Text under study =>
^^^^^^^^^^^^^^^^

Multimerization of antibodies may be accomplished through natural aggregation of antibodies or through chemical or recombinant linking techniques known in the art. For example, some percentage of purified antibody preparations (e.g., purified IgG1 molecules) spontaneously form protein aggregates containing antibody homodimers and other higher-order antibody multimers. Alternatively, antibody homodimers may be formed through chemical linkage techniques known in the art. For example, heterobifunctional crosslinking agents including, but not limited to SMCC (succinimidyl 4-(maleimidomethyl)cyclohexane-1-carboxyl ate) and SATA (N-succinimidyl S-acethylthio-acetate) (available, for example, from Pierce Biotechnology, Inc., Rockford, Ill.) can be used to form antibody multimers. An exemplary protocol for the formation of antibody homodimers is described in Ghetie et al. (Proc. Natl. Acad. Sci. U.S.A. 94: 7509-7514, 1997). Antibody homodimers can be converted to Fab′2 homodimers through digestion with pepsin. Another way to form antibody homodimers is through the use of the autophilic T15 peptide described in Zhao et al. (J. Immunol. 25:396-404, 2002).

In some embodiments, the multi-specific antibody is a bi-specific antibody. Bi-specific antibodies can be made by engineering the interface between a pair of antibody molecules to maximize the percentage of heterodimers that are recovered from recombinant cell culture. For example, the interface can contain at least a part of the CH3 domain of an antibody constant domain. In this method, one or more small amino acid side chains from the interface of the first antibody molecule arc replaced with larger side chains (e.g., tyrosine or tryptophan). Compensatory “cavities” of identical or similar size to the large side chain(s) are created on the interface of the second antibody molecule by replacing large amino acid side chains with smaller ones (e.g., alanine or threonine). This provides a mechanism for increasing the yield of the heterodimer over other unwanted end-products such as homodimers (see, for example, WO 96/27011).

Bi-specific antibodies include cross-linked or heteroconjugate antibodies. For example, one of the antibodies in the heteroconjugate can be coupled to avidin and the other to biotin. Heteroconjugate antibodies can also be made using any convenient cross-linking methods. Suitable cross-linking agents are well known in the art and are disclosed in U.S. Pat. No. 4,676,980, along with a variety of cross-linking techniques.

Methods for generating bi-specific antibodies from antibody fragments are also known in the art. For example, bi-specific antibodies can be prepared using chemical linkage. Brennan et al. (Science 229:81, 1985) describes a procedure where intact antibodies are proteolytically cleaved to generate F(ab′)2 fragments. These fragments are reduced in the presence of the dithiol complexing agent sodium arsenite to stabilize vicinal dithiols and prevent intermolecular disulfide formation. The Fab′ fragments generated are then converted to thionitrobenzoate (TNB) derivatives. One of the Fab′ TNB derivatives is then reconverted to the Fab′ thiol by reduction with mercaptoethylamine, and is mixed with an equimolar amount of another Fab′ TNB derivative to form the bi-specific antibody.

^^^^^^^^^^^^^^^^

Exercise data =>
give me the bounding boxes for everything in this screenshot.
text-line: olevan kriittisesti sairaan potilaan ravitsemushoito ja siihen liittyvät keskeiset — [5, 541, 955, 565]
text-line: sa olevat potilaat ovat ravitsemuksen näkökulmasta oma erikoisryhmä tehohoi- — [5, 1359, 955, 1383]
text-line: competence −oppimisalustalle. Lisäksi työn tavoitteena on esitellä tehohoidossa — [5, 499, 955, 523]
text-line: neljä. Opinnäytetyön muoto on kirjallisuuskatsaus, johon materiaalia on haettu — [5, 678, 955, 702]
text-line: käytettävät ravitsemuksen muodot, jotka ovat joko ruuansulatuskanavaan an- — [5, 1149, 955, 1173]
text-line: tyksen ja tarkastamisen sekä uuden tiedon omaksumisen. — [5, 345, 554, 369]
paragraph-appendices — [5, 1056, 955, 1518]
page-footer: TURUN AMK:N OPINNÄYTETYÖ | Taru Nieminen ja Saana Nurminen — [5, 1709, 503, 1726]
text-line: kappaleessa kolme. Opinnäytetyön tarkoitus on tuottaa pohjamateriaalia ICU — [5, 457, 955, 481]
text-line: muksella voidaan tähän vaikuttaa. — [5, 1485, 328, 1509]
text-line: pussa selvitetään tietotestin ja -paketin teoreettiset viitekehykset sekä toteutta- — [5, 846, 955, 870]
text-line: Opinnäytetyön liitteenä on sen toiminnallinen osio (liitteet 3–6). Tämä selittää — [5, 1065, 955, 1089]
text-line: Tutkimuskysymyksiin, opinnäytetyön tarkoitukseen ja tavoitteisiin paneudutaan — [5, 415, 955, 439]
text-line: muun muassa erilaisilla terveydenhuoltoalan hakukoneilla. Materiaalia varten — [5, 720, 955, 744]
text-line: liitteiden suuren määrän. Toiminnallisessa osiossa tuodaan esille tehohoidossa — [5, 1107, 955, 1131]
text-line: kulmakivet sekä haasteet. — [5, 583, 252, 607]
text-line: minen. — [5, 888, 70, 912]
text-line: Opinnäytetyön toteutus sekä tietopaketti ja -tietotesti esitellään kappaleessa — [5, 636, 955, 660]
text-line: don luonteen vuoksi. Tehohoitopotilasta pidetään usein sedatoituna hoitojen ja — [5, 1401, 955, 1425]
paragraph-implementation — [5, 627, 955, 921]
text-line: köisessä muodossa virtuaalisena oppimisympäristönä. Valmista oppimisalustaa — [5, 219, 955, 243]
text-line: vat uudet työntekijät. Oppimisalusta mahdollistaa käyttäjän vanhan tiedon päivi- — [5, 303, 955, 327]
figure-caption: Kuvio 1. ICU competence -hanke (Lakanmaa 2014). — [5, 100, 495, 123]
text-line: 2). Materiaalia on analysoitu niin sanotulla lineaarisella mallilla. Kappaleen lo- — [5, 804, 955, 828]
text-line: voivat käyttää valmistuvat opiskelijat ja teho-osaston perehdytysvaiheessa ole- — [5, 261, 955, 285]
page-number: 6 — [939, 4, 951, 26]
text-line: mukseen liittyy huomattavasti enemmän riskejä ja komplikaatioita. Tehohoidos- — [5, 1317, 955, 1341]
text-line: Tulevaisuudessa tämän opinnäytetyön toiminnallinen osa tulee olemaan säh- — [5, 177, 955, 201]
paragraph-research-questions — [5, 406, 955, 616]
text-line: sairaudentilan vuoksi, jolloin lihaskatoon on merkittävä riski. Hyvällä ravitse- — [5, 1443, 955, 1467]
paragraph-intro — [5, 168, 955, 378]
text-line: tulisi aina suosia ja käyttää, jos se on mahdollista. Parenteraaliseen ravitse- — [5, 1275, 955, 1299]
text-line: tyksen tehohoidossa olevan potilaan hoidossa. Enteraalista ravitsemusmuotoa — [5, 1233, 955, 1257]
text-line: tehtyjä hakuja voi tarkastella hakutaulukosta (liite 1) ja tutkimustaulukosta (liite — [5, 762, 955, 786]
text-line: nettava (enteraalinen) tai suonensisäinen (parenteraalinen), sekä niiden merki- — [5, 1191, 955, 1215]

^^^^^^^^^^^^^^^^

Task prompt =>
Reproduce verbatim the portion of the antibody passage that starts at the words "Methods for generating" and stops after "the bi-specific antibody.".

Your solution =>
Methods for generating bi-specific antibodies from antibody fragments are also known in the art. For example, bi-specific antibodies can be prepared using chemical linkage. Brennan et al. (Science 229:81, 1985) describes a procedure where intact antibodies are proteolytically cleaved to generate F(ab′)2 fragments. These fragments are reduced in the presence of the dithiol complexing agent sodium arsenite to stabilize vicinal dithiols and prevent intermolecular disulfide formation. The Fab′ fragments generated are then converted to thionitrobenzoate (TNB) derivatives. One of the Fab′ TNB derivatives is then reconverted to the Fab′ thiol by reduction with mercaptoethylamine, and is mixed with an equimolar amount of another Fab′ TNB derivative to form the bi-specific antibody.